• STATED EXERCISE
Find every line in the records below that holds the word "Effect", and copy each one.

• RECORDS SHOWN
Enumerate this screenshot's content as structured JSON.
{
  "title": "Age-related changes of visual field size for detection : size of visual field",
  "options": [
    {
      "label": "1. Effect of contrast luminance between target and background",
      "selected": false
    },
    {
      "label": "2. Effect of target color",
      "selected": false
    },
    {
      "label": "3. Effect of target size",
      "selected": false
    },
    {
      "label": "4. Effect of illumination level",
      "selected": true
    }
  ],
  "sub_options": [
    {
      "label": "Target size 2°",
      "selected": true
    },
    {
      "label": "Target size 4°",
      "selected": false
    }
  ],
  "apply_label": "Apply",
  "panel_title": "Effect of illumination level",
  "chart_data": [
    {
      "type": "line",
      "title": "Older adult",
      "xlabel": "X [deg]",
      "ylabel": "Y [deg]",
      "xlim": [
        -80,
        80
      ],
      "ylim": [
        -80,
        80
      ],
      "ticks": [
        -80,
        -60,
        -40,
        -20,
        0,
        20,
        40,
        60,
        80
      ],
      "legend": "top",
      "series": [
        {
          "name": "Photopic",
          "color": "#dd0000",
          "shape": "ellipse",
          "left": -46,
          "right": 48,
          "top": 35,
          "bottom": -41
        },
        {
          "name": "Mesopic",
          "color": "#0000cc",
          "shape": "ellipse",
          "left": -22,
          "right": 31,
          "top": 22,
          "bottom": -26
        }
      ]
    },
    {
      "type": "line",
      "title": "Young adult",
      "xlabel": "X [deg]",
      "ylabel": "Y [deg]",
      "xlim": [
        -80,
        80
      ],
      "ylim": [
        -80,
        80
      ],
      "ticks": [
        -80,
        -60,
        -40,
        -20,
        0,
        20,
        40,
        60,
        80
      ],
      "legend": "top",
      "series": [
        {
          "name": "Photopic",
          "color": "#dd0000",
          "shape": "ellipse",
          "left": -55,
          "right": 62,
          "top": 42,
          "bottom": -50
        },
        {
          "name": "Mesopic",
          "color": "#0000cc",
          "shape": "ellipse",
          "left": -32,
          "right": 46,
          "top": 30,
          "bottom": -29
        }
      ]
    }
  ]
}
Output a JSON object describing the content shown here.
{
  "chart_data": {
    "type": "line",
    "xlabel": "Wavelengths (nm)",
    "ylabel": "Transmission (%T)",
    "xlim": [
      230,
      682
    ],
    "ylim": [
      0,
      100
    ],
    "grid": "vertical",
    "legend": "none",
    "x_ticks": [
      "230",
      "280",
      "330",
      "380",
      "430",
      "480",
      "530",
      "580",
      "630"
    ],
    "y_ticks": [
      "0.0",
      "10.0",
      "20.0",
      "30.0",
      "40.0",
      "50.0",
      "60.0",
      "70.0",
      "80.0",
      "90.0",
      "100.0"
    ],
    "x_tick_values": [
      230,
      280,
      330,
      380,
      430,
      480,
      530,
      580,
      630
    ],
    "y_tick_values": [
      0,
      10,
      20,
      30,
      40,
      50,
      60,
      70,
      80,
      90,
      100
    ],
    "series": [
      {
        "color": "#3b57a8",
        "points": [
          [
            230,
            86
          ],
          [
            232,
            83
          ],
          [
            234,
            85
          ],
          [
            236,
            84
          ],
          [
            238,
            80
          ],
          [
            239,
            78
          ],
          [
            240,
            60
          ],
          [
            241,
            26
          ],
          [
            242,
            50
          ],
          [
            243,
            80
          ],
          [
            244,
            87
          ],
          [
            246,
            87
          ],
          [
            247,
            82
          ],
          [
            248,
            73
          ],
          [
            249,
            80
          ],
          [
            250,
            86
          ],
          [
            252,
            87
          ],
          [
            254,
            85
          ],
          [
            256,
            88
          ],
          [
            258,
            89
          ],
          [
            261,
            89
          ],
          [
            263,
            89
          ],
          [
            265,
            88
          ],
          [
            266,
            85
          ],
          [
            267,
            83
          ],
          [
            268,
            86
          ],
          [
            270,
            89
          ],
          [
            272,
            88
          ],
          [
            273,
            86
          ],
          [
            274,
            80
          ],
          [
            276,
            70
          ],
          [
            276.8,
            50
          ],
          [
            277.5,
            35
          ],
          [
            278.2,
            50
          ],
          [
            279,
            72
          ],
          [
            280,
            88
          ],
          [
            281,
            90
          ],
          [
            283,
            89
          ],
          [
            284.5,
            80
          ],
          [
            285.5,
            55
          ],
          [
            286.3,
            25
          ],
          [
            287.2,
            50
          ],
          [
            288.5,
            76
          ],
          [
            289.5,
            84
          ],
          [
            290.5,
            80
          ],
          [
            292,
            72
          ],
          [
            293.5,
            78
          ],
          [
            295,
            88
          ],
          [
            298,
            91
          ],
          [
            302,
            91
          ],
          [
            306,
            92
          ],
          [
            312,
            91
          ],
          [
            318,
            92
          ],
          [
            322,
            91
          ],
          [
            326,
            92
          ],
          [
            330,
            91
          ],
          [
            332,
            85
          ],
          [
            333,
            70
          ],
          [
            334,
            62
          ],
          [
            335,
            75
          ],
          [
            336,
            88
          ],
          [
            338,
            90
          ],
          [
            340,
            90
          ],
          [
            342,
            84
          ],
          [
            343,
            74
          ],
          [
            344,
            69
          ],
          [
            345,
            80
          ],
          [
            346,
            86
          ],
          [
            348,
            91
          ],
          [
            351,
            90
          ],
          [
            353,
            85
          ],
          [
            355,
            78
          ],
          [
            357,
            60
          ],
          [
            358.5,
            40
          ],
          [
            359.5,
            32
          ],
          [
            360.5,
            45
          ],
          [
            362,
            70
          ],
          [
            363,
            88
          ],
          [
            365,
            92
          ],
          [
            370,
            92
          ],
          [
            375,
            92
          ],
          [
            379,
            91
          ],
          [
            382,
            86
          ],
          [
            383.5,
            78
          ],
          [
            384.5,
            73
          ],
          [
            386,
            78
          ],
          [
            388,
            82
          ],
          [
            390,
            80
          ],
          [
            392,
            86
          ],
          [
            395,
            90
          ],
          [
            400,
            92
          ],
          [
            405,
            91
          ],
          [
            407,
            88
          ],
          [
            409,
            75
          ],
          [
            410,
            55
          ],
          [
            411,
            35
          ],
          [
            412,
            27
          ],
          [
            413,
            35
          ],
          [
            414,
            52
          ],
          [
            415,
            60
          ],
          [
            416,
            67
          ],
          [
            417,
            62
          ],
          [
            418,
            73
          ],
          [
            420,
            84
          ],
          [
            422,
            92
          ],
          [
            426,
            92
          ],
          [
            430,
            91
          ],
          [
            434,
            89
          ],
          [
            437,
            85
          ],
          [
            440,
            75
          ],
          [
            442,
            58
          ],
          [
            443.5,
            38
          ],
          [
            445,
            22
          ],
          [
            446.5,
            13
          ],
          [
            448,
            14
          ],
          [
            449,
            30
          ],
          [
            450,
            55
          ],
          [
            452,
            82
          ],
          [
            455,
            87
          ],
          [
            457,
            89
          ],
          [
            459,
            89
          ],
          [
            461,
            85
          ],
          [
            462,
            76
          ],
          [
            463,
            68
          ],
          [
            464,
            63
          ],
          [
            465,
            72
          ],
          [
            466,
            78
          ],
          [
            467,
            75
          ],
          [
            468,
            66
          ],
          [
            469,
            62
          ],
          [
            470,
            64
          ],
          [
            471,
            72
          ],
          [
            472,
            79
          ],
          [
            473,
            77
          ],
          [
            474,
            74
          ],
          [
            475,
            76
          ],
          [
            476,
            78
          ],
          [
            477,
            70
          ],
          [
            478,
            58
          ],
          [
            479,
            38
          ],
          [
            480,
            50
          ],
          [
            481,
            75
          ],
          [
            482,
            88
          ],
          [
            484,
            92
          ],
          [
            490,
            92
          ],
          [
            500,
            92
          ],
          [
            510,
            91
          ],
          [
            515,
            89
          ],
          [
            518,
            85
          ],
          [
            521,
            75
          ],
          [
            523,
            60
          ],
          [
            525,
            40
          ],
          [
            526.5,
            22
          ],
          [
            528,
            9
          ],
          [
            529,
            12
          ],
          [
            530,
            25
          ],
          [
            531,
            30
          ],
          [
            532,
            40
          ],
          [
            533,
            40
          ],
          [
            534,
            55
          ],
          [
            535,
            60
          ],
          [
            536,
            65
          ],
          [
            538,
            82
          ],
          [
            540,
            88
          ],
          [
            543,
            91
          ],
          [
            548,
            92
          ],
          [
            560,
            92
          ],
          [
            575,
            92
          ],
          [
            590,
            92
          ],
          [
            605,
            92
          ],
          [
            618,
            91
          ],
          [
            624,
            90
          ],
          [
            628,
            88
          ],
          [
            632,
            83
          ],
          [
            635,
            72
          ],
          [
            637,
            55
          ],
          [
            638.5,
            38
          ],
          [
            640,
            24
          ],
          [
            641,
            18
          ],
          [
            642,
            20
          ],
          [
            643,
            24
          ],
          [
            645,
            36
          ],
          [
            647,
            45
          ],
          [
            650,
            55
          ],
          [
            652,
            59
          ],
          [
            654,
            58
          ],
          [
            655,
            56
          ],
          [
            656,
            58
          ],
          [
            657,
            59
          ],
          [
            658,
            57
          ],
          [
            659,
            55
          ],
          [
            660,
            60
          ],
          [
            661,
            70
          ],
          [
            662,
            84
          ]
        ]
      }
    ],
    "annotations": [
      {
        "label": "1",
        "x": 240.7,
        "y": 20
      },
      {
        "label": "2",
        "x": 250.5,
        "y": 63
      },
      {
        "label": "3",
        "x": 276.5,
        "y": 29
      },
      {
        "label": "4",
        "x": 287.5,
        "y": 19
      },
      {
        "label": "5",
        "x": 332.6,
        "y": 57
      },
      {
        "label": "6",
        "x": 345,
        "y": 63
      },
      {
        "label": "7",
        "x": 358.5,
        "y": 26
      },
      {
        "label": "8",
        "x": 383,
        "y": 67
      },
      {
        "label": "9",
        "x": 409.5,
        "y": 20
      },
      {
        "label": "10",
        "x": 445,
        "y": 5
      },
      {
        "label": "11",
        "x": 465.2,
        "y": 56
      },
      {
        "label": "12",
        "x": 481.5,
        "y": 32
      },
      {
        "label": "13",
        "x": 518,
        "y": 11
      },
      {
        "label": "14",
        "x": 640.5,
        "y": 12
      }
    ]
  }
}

• SOLUTION
      "label": "1. Effect of contrast luminance between target and background",
      "label": "2. Effect of target color",
      "label": "3. Effect of target size",
      "label": "4. Effect of illumination level",
  "panel_title": "Effect of illumination level",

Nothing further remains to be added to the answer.